# Nice find



## BeeAMaker (Jul 10, 2017)

I was on my property last week and found a nice rotting tree.
I will stabilize it and use some for a pen or two and some for a cheese knife handle. I'll post picks when they are done.


----------



## D.Oliver (Jul 10, 2017)

That was a good find!  Is it hackberry?


----------



## Dalecamino (Jul 10, 2017)

Nice! Where did you say your property was? :biggrin:


----------



## robutacion (Jul 11, 2017)

Never stops to amazed me on how some woods in their natural "rotting" process can produce such spectacular results, mother nature can do what no man can...!

Cheers
George


----------



## BeeAMaker (Jul 11, 2017)

Not sure what species it started as, the property is covered with Maple, Ash, Elm, and basswood - so any one of them I suppose. The more solid parts of it look a bit like maple, so I'm leaning maple.


----------



## bedangerous (Jul 11, 2017)

Beautiful wood. It always amazes me what can be found nearby.


----------



## Kenny Durrant (Jul 13, 2017)

Very Nice. I also like the look when it's crosscut.


----------



## KenV (Jul 13, 2017)

You may be readt to move to cactus juice for some of the pieces.  The is some advanced decay so there will be "punky" pieces.   Dye colored cactus juice will make some very good stuff!!


----------



## sfhipchick (Jul 13, 2017)

OH YUMMY!!!! Those blanks are absolutely STUNNING!!! Isn't it grand to find gold laying around on your own property?!  Well done! 

I would agree about stabilizing that wood...before I understood about stabilizing, I turned a pen from a spalted blank I got. It kept chipping out and I learned on my own to use CA glue as I went to keep it from exploding. I got a nice pen and learned about the quality of wood too. That was many years ago and I didn't know there were ways to stabilize wood in a better way. Now we have a vacuum chamber and Cactus Juice. I have two lovely spalted pen blanks just waiting for my attention! 

Grats again on your fabulous find, and I can't wait to see the results of your turning!


----------



## BeeAMaker (Jul 20, 2017)

First project!
I stabilized some of the wood into pen blanks. I tried to die it with a blue tint, but didn't get near enough die in the CJ. The wood does have a very faint aqua tint to it, but really can't tell. So the die job was a bust, but this 2mm pencil turned out nice.

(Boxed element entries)
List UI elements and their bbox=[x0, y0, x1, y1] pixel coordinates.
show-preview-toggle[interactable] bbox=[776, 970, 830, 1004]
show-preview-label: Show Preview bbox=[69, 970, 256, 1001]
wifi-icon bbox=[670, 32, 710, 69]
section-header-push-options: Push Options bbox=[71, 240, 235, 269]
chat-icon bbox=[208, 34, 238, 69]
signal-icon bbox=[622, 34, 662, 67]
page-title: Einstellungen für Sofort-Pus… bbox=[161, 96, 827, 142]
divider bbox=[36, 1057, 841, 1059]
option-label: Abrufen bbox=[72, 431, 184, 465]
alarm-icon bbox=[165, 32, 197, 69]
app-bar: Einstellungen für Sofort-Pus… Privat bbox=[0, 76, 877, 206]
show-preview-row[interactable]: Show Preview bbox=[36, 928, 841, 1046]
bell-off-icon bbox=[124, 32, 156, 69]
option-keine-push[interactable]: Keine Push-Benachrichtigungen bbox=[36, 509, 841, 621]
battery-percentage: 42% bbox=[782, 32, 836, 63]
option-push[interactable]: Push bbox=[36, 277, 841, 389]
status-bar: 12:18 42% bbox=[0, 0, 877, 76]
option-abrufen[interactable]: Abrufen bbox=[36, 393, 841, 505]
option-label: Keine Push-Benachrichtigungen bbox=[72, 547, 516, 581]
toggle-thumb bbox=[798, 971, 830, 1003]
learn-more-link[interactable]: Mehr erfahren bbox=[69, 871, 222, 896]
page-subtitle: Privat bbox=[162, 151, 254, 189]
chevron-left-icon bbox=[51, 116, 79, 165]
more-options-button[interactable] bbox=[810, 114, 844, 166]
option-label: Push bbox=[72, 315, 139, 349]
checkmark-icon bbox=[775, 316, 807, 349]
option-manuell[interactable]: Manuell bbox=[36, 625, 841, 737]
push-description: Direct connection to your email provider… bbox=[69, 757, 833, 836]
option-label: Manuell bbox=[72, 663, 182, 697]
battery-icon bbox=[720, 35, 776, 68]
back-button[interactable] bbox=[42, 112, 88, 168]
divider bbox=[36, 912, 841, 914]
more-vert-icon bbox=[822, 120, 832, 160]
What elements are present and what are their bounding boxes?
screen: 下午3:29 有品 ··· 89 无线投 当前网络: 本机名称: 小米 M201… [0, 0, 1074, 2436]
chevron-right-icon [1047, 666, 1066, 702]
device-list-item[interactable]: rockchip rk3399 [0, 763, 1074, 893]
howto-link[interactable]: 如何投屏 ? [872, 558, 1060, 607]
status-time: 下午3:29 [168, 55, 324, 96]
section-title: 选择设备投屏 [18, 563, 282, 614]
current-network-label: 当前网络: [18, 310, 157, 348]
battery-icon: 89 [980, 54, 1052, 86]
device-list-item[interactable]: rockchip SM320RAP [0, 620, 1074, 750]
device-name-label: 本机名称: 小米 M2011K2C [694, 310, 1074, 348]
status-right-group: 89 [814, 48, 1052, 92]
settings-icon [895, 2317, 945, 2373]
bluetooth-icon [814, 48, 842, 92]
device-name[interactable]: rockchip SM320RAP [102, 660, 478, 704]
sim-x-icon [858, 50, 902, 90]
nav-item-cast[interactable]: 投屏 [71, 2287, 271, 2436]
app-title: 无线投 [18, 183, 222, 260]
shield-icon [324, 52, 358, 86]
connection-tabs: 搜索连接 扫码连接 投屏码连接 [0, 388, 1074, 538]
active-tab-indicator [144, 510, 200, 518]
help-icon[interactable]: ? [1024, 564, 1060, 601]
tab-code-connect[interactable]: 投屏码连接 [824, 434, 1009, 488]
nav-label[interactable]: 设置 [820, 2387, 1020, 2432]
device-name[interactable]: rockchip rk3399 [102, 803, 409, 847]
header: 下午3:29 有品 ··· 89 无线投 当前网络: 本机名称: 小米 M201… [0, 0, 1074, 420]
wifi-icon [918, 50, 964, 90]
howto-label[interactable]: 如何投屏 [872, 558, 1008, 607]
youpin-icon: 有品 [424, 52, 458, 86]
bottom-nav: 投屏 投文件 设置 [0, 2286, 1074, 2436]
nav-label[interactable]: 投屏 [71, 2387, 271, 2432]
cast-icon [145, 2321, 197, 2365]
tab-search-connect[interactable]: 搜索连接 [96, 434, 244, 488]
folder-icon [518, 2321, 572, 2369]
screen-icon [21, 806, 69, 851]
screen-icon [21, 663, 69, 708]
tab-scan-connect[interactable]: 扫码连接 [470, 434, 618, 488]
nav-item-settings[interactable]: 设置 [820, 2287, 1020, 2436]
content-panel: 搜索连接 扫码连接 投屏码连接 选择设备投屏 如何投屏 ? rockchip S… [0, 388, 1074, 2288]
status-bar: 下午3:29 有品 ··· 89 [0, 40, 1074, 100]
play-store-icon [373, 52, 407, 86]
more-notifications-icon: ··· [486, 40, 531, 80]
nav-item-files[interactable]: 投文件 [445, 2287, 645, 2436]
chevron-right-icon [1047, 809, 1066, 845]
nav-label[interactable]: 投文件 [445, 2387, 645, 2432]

* [Challenge]: Extend the forum thread about the rotting-tree wood find, starting after its final post.

* [The reply]:
CA finish


----------



## sfhipchick (Jul 20, 2017)

SO BEAUTIFUL!!! Gorgeous spalting in the wood, your design is unique and becoming!  NICE JOB!!


----------



## BeeAMaker (Jul 20, 2017)

sfhipchick said:


> SO BEAUTIFUL!!! Gorgeous spalting in the wood, your design is unique and becoming!  NICE JOB!!



Thanks!


----------



## Talltim (Jul 21, 2017)

Beemaker

Can you tell me a bit about the log to pen process.  I have some found wood and am interested in the steps. 

Drying, blank cutting etc.


----------



## Jim15 (Jul 21, 2017)

Good looking pen.


----------



## BeeAMaker (Jul 24, 2017)

Talltim said:


> Beemaker
> 
> Can you tell me a bit about the log to pen process.  I have some found wood and am interested in the steps.
> 
> Drying, blank cutting etc.



Note: you might want to wear a mask as breathing the dust may or may not cause health issues before it is stabilized. 

I ripped the log in half on band saw, then I can cut into 3/4" x 3/4 x 5" blanks on the table saw (or what ever size you need). My wood was dry already, but if it is wet from rain or what ever, let it air dry.

Then I placed in my vacuum chamber with some Cactus Juice and drew a vacuum until all the air was out of the wood and replaced with CJ. (in some of my pieces it pulled the ants out of the wood also )

Then baked @200f for 2 hours. - ready to turn.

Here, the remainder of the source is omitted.